---- Dataset entries

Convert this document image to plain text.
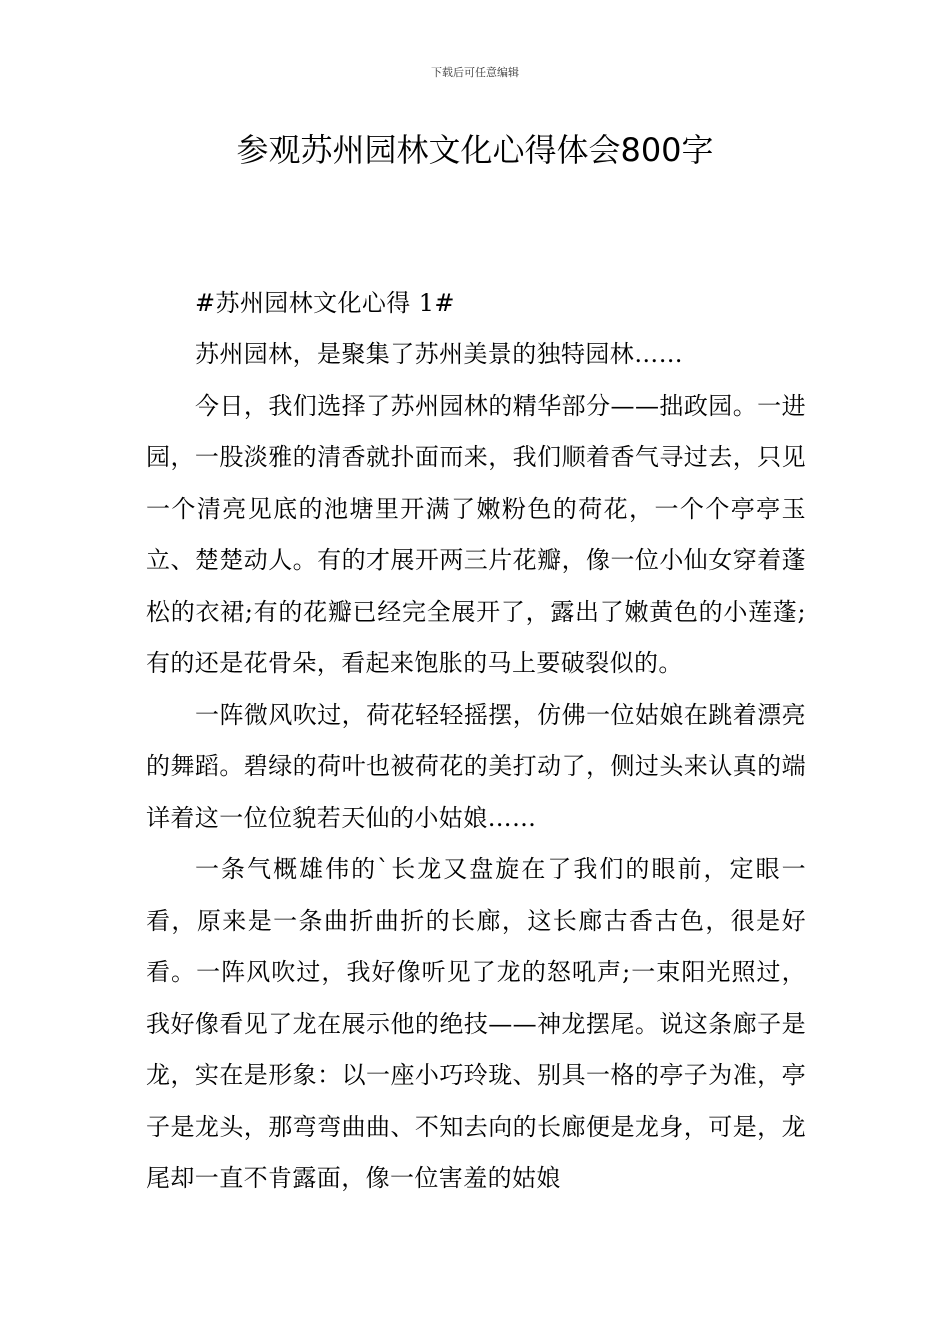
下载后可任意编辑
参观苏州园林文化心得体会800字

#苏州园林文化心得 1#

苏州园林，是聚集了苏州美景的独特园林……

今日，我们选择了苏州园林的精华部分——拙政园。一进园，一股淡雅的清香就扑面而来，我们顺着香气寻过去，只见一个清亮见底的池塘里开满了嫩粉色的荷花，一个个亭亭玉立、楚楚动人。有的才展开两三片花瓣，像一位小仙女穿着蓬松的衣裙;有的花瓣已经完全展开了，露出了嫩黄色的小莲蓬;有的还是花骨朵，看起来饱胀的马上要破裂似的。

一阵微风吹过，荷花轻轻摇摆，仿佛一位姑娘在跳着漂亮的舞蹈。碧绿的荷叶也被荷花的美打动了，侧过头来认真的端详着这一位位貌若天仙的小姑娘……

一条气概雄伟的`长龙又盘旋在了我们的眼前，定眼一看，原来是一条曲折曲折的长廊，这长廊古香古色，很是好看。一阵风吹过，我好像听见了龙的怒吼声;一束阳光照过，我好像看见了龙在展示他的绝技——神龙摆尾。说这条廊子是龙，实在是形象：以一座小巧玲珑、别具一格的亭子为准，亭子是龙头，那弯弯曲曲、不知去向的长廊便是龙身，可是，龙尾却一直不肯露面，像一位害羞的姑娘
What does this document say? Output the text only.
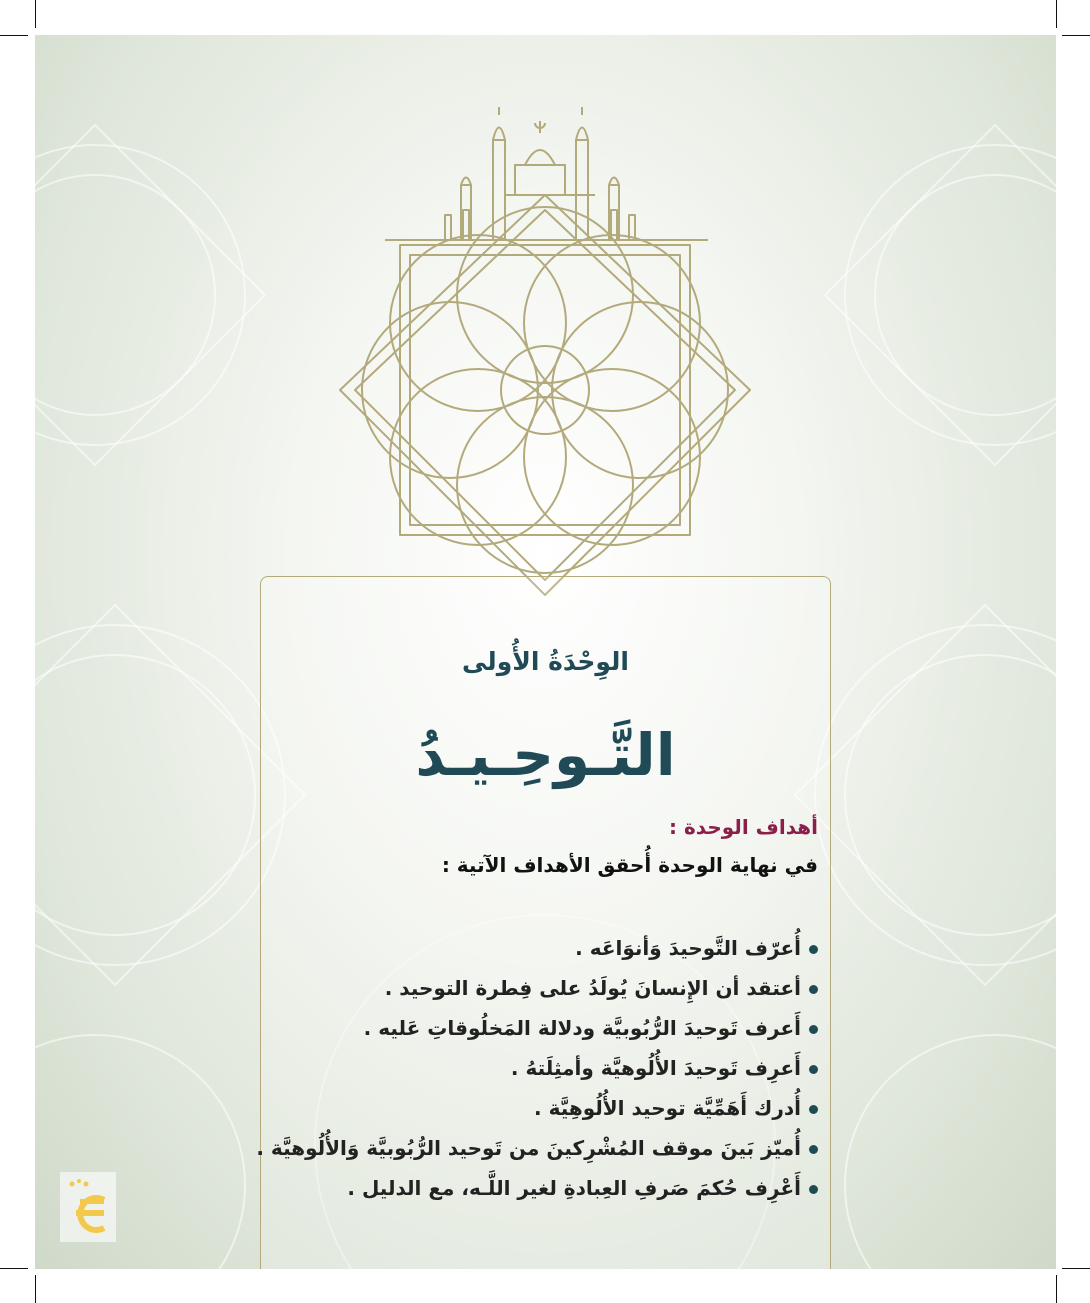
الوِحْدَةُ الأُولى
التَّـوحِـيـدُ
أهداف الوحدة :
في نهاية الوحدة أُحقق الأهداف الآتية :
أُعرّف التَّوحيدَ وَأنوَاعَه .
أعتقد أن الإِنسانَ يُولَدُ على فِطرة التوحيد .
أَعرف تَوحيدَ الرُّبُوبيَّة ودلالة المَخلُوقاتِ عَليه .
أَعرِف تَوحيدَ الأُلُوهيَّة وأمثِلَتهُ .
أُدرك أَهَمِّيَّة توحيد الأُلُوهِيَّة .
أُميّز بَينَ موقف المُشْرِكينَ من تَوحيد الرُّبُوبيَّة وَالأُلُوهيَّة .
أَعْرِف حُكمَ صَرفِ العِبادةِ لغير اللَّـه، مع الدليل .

--------

Short exercise - With the pictures omitted, reproduce the records in full and exactly.

The completed task -
Convert this document image to plain text.
下载后可任意编辑
参观苏州园林文化心得体会800字

#苏州园林文化心得 1#

苏州园林，是聚集了苏州美景的独特园林……

今日，我们选择了苏州园林的精华部分——拙政园。一进园，一股淡雅的清香就扑面而来，我们顺着香气寻过去，只见一个清亮见底的池塘里开满了嫩粉色的荷花，一个个亭亭玉立、楚楚动人。有的才展开两三片花瓣，像一位小仙女穿着蓬松的衣裙;有的花瓣已经完全展开了，露出了嫩黄色的小莲蓬;有的还是花骨朵，看起来饱胀的马上要破裂似的。

一阵微风吹过，荷花轻轻摇摆，仿佛一位姑娘在跳着漂亮的舞蹈。碧绿的荷叶也被荷花的美打动了，侧过头来认真的端详着这一位位貌若天仙的小姑娘……

一条气概雄伟的`长龙又盘旋在了我们的眼前，定眼一看，原来是一条曲折曲折的长廊，这长廊古香古色，很是好看。一阵风吹过，我好像听见了龙的怒吼声;一束阳光照过，我好像看见了龙在展示他的绝技——神龙摆尾。说这条廊子是龙，实在是形象：以一座小巧玲珑、别具一格的亭子为准，亭子是龙头，那弯弯曲曲、不知去向的长廊便是龙身，可是，龙尾却一直不肯露面，像一位害羞的姑娘
What does this document say? Output the text only.
الوِحْدَةُ الأُولى
التَّـوحِـيـدُ
أهداف الوحدة :
في نهاية الوحدة أُحقق الأهداف الآتية :
أُعرّف التَّوحيدَ وَأنوَاعَه .
أعتقد أن الإِنسانَ يُولَدُ على فِطرة التوحيد .
أَعرف تَوحيدَ الرُّبُوبيَّة ودلالة المَخلُوقاتِ عَليه .
أَعرِف تَوحيدَ الأُلُوهيَّة وأمثِلَتهُ .
أُدرك أَهَمِّيَّة توحيد الأُلُوهِيَّة .
أُميّز بَينَ موقف المُشْرِكينَ من تَوحيد الرُّبُوبيَّة وَالأُلُوهيَّة .
أَعْرِف حُكمَ صَرفِ العِبادةِ لغير اللَّـه، مع الدليل .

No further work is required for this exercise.